Filter the lines below, copying only those with the string "scroll".

Data excerpts
%%
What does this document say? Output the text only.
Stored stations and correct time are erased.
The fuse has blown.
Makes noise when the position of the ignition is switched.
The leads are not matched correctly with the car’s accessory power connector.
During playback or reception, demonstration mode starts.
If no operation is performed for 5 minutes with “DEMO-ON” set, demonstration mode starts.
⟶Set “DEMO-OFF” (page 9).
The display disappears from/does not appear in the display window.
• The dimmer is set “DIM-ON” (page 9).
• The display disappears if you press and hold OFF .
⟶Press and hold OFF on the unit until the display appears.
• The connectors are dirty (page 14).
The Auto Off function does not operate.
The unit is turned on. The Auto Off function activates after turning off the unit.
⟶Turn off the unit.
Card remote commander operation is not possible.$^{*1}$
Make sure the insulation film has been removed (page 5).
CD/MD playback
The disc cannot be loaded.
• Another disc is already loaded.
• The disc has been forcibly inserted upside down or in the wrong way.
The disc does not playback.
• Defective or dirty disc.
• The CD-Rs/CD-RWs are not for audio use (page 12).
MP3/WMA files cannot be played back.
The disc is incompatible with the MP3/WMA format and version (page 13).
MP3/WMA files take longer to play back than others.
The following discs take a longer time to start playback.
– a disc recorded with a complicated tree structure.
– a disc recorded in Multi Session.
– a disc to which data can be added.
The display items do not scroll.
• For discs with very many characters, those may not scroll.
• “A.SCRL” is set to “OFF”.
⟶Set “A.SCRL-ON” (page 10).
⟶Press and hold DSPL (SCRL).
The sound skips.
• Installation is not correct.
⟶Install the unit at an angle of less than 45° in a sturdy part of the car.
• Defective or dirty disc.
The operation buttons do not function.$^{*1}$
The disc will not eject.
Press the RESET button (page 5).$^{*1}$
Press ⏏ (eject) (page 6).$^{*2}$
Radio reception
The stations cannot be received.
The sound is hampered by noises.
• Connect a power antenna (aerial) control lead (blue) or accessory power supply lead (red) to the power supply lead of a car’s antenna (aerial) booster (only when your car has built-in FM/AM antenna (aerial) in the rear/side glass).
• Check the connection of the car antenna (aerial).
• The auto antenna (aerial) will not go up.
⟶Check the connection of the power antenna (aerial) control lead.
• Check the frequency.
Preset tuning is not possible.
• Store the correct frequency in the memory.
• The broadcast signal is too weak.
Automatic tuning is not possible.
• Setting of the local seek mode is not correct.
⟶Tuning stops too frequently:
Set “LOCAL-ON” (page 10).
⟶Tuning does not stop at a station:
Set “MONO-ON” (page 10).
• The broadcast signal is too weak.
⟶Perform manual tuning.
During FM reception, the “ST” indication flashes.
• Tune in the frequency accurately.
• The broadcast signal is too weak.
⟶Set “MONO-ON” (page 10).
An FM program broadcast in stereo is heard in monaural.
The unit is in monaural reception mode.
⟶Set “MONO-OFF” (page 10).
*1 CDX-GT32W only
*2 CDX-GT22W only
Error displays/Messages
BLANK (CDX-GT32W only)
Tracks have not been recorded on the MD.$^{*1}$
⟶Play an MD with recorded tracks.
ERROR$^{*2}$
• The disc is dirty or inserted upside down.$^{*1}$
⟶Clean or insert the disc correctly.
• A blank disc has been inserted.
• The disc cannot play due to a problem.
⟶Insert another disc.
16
%%
== FINISHED ANSWER ==
The display items do not scroll.
• For discs with very many characters, those may not scroll.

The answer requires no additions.